--- Data supplied ---
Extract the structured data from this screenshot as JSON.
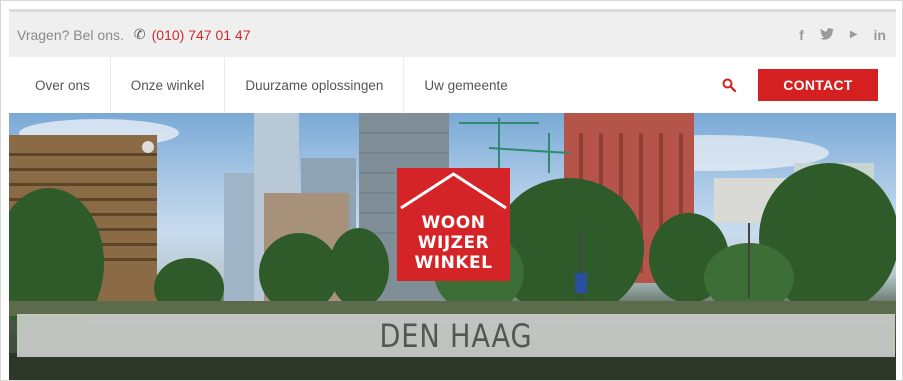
{
  "topbar": {
    "question": "Vragen? Bel ons.",
    "phone": "(010) 747 01 47",
    "phone_icon": "phone-icon",
    "social": [
      {
        "icon": "facebook-icon",
        "glyph": "f"
      },
      {
        "icon": "twitter-icon",
        "glyph": "🐦"
      },
      {
        "icon": "youtube-icon",
        "glyph": "▶"
      },
      {
        "icon": "linkedin-icon",
        "glyph": "in"
      }
    ]
  },
  "nav": {
    "items": [
      "Over ons",
      "Onze winkel",
      "Duurzame oplossingen",
      "Uw gemeente"
    ],
    "search_icon": "search-icon",
    "contact_label": "CONTACT"
  },
  "hero": {
    "logo_lines": [
      "WOON",
      "WIJZER",
      "WINKEL"
    ],
    "city": "DEN HAAG"
  },
  "colors": {
    "accent": "#d42020",
    "topbar_bg": "#efefef",
    "phone_text": "#cf2a2a"
  }
}
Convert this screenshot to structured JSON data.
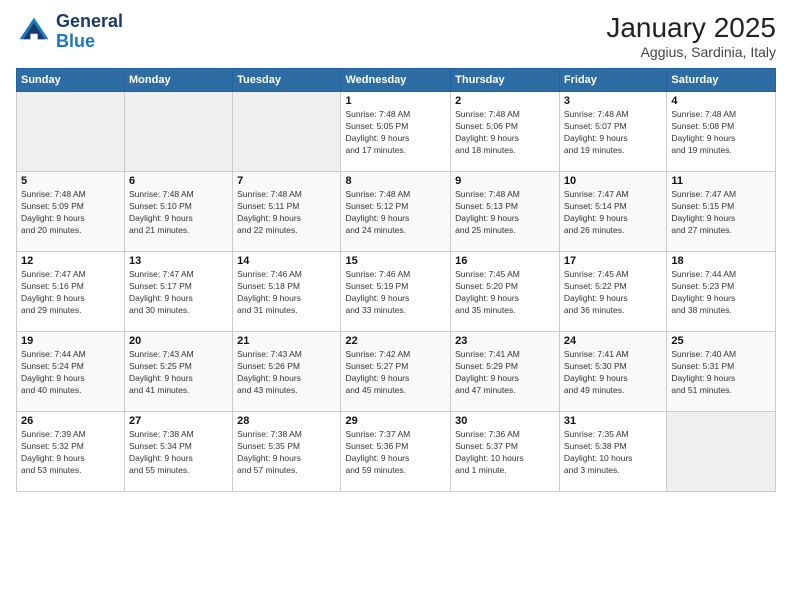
{
  "header": {
    "logo_line1": "General",
    "logo_line2": "Blue",
    "month_title": "January 2025",
    "location": "Aggius, Sardinia, Italy"
  },
  "weekdays": [
    "Sunday",
    "Monday",
    "Tuesday",
    "Wednesday",
    "Thursday",
    "Friday",
    "Saturday"
  ],
  "weeks": [
    [
      {
        "day": "",
        "info": ""
      },
      {
        "day": "",
        "info": ""
      },
      {
        "day": "",
        "info": ""
      },
      {
        "day": "1",
        "info": "Sunrise: 7:48 AM\nSunset: 5:05 PM\nDaylight: 9 hours\nand 17 minutes."
      },
      {
        "day": "2",
        "info": "Sunrise: 7:48 AM\nSunset: 5:06 PM\nDaylight: 9 hours\nand 18 minutes."
      },
      {
        "day": "3",
        "info": "Sunrise: 7:48 AM\nSunset: 5:07 PM\nDaylight: 9 hours\nand 19 minutes."
      },
      {
        "day": "4",
        "info": "Sunrise: 7:48 AM\nSunset: 5:08 PM\nDaylight: 9 hours\nand 19 minutes."
      }
    ],
    [
      {
        "day": "5",
        "info": "Sunrise: 7:48 AM\nSunset: 5:09 PM\nDaylight: 9 hours\nand 20 minutes."
      },
      {
        "day": "6",
        "info": "Sunrise: 7:48 AM\nSunset: 5:10 PM\nDaylight: 9 hours\nand 21 minutes."
      },
      {
        "day": "7",
        "info": "Sunrise: 7:48 AM\nSunset: 5:11 PM\nDaylight: 9 hours\nand 22 minutes."
      },
      {
        "day": "8",
        "info": "Sunrise: 7:48 AM\nSunset: 5:12 PM\nDaylight: 9 hours\nand 24 minutes."
      },
      {
        "day": "9",
        "info": "Sunrise: 7:48 AM\nSunset: 5:13 PM\nDaylight: 9 hours\nand 25 minutes."
      },
      {
        "day": "10",
        "info": "Sunrise: 7:47 AM\nSunset: 5:14 PM\nDaylight: 9 hours\nand 26 minutes."
      },
      {
        "day": "11",
        "info": "Sunrise: 7:47 AM\nSunset: 5:15 PM\nDaylight: 9 hours\nand 27 minutes."
      }
    ],
    [
      {
        "day": "12",
        "info": "Sunrise: 7:47 AM\nSunset: 5:16 PM\nDaylight: 9 hours\nand 29 minutes."
      },
      {
        "day": "13",
        "info": "Sunrise: 7:47 AM\nSunset: 5:17 PM\nDaylight: 9 hours\nand 30 minutes."
      },
      {
        "day": "14",
        "info": "Sunrise: 7:46 AM\nSunset: 5:18 PM\nDaylight: 9 hours\nand 31 minutes."
      },
      {
        "day": "15",
        "info": "Sunrise: 7:46 AM\nSunset: 5:19 PM\nDaylight: 9 hours\nand 33 minutes."
      },
      {
        "day": "16",
        "info": "Sunrise: 7:45 AM\nSunset: 5:20 PM\nDaylight: 9 hours\nand 35 minutes."
      },
      {
        "day": "17",
        "info": "Sunrise: 7:45 AM\nSunset: 5:22 PM\nDaylight: 9 hours\nand 36 minutes."
      },
      {
        "day": "18",
        "info": "Sunrise: 7:44 AM\nSunset: 5:23 PM\nDaylight: 9 hours\nand 38 minutes."
      }
    ],
    [
      {
        "day": "19",
        "info": "Sunrise: 7:44 AM\nSunset: 5:24 PM\nDaylight: 9 hours\nand 40 minutes."
      },
      {
        "day": "20",
        "info": "Sunrise: 7:43 AM\nSunset: 5:25 PM\nDaylight: 9 hours\nand 41 minutes."
      },
      {
        "day": "21",
        "info": "Sunrise: 7:43 AM\nSunset: 5:26 PM\nDaylight: 9 hours\nand 43 minutes."
      },
      {
        "day": "22",
        "info": "Sunrise: 7:42 AM\nSunset: 5:27 PM\nDaylight: 9 hours\nand 45 minutes."
      },
      {
        "day": "23",
        "info": "Sunrise: 7:41 AM\nSunset: 5:29 PM\nDaylight: 9 hours\nand 47 minutes."
      },
      {
        "day": "24",
        "info": "Sunrise: 7:41 AM\nSunset: 5:30 PM\nDaylight: 9 hours\nand 49 minutes."
      },
      {
        "day": "25",
        "info": "Sunrise: 7:40 AM\nSunset: 5:31 PM\nDaylight: 9 hours\nand 51 minutes."
      }
    ],
    [
      {
        "day": "26",
        "info": "Sunrise: 7:39 AM\nSunset: 5:32 PM\nDaylight: 9 hours\nand 53 minutes."
      },
      {
        "day": "27",
        "info": "Sunrise: 7:38 AM\nSunset: 5:34 PM\nDaylight: 9 hours\nand 55 minutes."
      },
      {
        "day": "28",
        "info": "Sunrise: 7:38 AM\nSunset: 5:35 PM\nDaylight: 9 hours\nand 57 minutes."
      },
      {
        "day": "29",
        "info": "Sunrise: 7:37 AM\nSunset: 5:36 PM\nDaylight: 9 hours\nand 59 minutes."
      },
      {
        "day": "30",
        "info": "Sunrise: 7:36 AM\nSunset: 5:37 PM\nDaylight: 10 hours\nand 1 minute."
      },
      {
        "day": "31",
        "info": "Sunrise: 7:35 AM\nSunset: 5:38 PM\nDaylight: 10 hours\nand 3 minutes."
      },
      {
        "day": "",
        "info": ""
      }
    ]
  ]
}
---
● **Work to complete**:
Repeat each record exactly as shown above, dropping all images.

● **Correct result**:
Extract the structured data from this screenshot as JSON.
{
  "topbar": {
    "question": "Vragen? Bel ons.",
    "phone": "(010) 747 01 47",
    "phone_icon": "phone-icon",
    "social": [
      {
        "icon": "facebook-icon",
        "glyph": "f"
      },
      {
        "icon": "twitter-icon",
        "glyph": "🐦"
      },
      {
        "icon": "youtube-icon",
        "glyph": "▶"
      },
      {
        "icon": "linkedin-icon",
        "glyph": "in"
      }
    ]
  },
  "nav": {
    "items": [
      "Over ons",
      "Onze winkel",
      "Duurzame oplossingen",
      "Uw gemeente"
    ],
    "search_icon": "search-icon",
    "contact_label": "CONTACT"
  },
  "hero": {
    "logo_lines": [
      "WOON",
      "WIJZER",
      "WINKEL"
    ],
    "city": "DEN HAAG"
  },
  "colors": {
    "accent": "#d42020",
    "topbar_bg": "#efefef",
    "phone_text": "#cf2a2a"
  }
}
Convert this screenshot to structured JSON data.
{
  "header": {
    "logo_line1": "General",
    "logo_line2": "Blue",
    "month_title": "January 2025",
    "location": "Aggius, Sardinia, Italy"
  },
  "weekdays": [
    "Sunday",
    "Monday",
    "Tuesday",
    "Wednesday",
    "Thursday",
    "Friday",
    "Saturday"
  ],
  "weeks": [
    [
      {
        "day": "",
        "info": ""
      },
      {
        "day": "",
        "info": ""
      },
      {
        "day": "",
        "info": ""
      },
      {
        "day": "1",
        "info": "Sunrise: 7:48 AM\nSunset: 5:05 PM\nDaylight: 9 hours\nand 17 minutes."
      },
      {
        "day": "2",
        "info": "Sunrise: 7:48 AM\nSunset: 5:06 PM\nDaylight: 9 hours\nand 18 minutes."
      },
      {
        "day": "3",
        "info": "Sunrise: 7:48 AM\nSunset: 5:07 PM\nDaylight: 9 hours\nand 19 minutes."
      },
      {
        "day": "4",
        "info": "Sunrise: 7:48 AM\nSunset: 5:08 PM\nDaylight: 9 hours\nand 19 minutes."
      }
    ],
    [
      {
        "day": "5",
        "info": "Sunrise: 7:48 AM\nSunset: 5:09 PM\nDaylight: 9 hours\nand 20 minutes."
      },
      {
        "day": "6",
        "info": "Sunrise: 7:48 AM\nSunset: 5:10 PM\nDaylight: 9 hours\nand 21 minutes."
      },
      {
        "day": "7",
        "info": "Sunrise: 7:48 AM\nSunset: 5:11 PM\nDaylight: 9 hours\nand 22 minutes."
      },
      {
        "day": "8",
        "info": "Sunrise: 7:48 AM\nSunset: 5:12 PM\nDaylight: 9 hours\nand 24 minutes."
      },
      {
        "day": "9",
        "info": "Sunrise: 7:48 AM\nSunset: 5:13 PM\nDaylight: 9 hours\nand 25 minutes."
      },
      {
        "day": "10",
        "info": "Sunrise: 7:47 AM\nSunset: 5:14 PM\nDaylight: 9 hours\nand 26 minutes."
      },
      {
        "day": "11",
        "info": "Sunrise: 7:47 AM\nSunset: 5:15 PM\nDaylight: 9 hours\nand 27 minutes."
      }
    ],
    [
      {
        "day": "12",
        "info": "Sunrise: 7:47 AM\nSunset: 5:16 PM\nDaylight: 9 hours\nand 29 minutes."
      },
      {
        "day": "13",
        "info": "Sunrise: 7:47 AM\nSunset: 5:17 PM\nDaylight: 9 hours\nand 30 minutes."
      },
      {
        "day": "14",
        "info": "Sunrise: 7:46 AM\nSunset: 5:18 PM\nDaylight: 9 hours\nand 31 minutes."
      },
      {
        "day": "15",
        "info": "Sunrise: 7:46 AM\nSunset: 5:19 PM\nDaylight: 9 hours\nand 33 minutes."
      },
      {
        "day": "16",
        "info": "Sunrise: 7:45 AM\nSunset: 5:20 PM\nDaylight: 9 hours\nand 35 minutes."
      },
      {
        "day": "17",
        "info": "Sunrise: 7:45 AM\nSunset: 5:22 PM\nDaylight: 9 hours\nand 36 minutes."
      },
      {
        "day": "18",
        "info": "Sunrise: 7:44 AM\nSunset: 5:23 PM\nDaylight: 9 hours\nand 38 minutes."
      }
    ],
    [
      {
        "day": "19",
        "info": "Sunrise: 7:44 AM\nSunset: 5:24 PM\nDaylight: 9 hours\nand 40 minutes."
      },
      {
        "day": "20",
        "info": "Sunrise: 7:43 AM\nSunset: 5:25 PM\nDaylight: 9 hours\nand 41 minutes."
      },
      {
        "day": "21",
        "info": "Sunrise: 7:43 AM\nSunset: 5:26 PM\nDaylight: 9 hours\nand 43 minutes."
      },
      {
        "day": "22",
        "info": "Sunrise: 7:42 AM\nSunset: 5:27 PM\nDaylight: 9 hours\nand 45 minutes."
      },
      {
        "day": "23",
        "info": "Sunrise: 7:41 AM\nSunset: 5:29 PM\nDaylight: 9 hours\nand 47 minutes."
      },
      {
        "day": "24",
        "info": "Sunrise: 7:41 AM\nSunset: 5:30 PM\nDaylight: 9 hours\nand 49 minutes."
      },
      {
        "day": "25",
        "info": "Sunrise: 7:40 AM\nSunset: 5:31 PM\nDaylight: 9 hours\nand 51 minutes."
      }
    ],
    [
      {
        "day": "26",
        "info": "Sunrise: 7:39 AM\nSunset: 5:32 PM\nDaylight: 9 hours\nand 53 minutes."
      },
      {
        "day": "27",
        "info": "Sunrise: 7:38 AM\nSunset: 5:34 PM\nDaylight: 9 hours\nand 55 minutes."
      },
      {
        "day": "28",
        "info": "Sunrise: 7:38 AM\nSunset: 5:35 PM\nDaylight: 9 hours\nand 57 minutes."
      },
      {
        "day": "29",
        "info": "Sunrise: 7:37 AM\nSunset: 5:36 PM\nDaylight: 9 hours\nand 59 minutes."
      },
      {
        "day": "30",
        "info": "Sunrise: 7:36 AM\nSunset: 5:37 PM\nDaylight: 10 hours\nand 1 minute."
      },
      {
        "day": "31",
        "info": "Sunrise: 7:35 AM\nSunset: 5:38 PM\nDaylight: 10 hours\nand 3 minutes."
      },
      {
        "day": "",
        "info": ""
      }
    ]
  ]
}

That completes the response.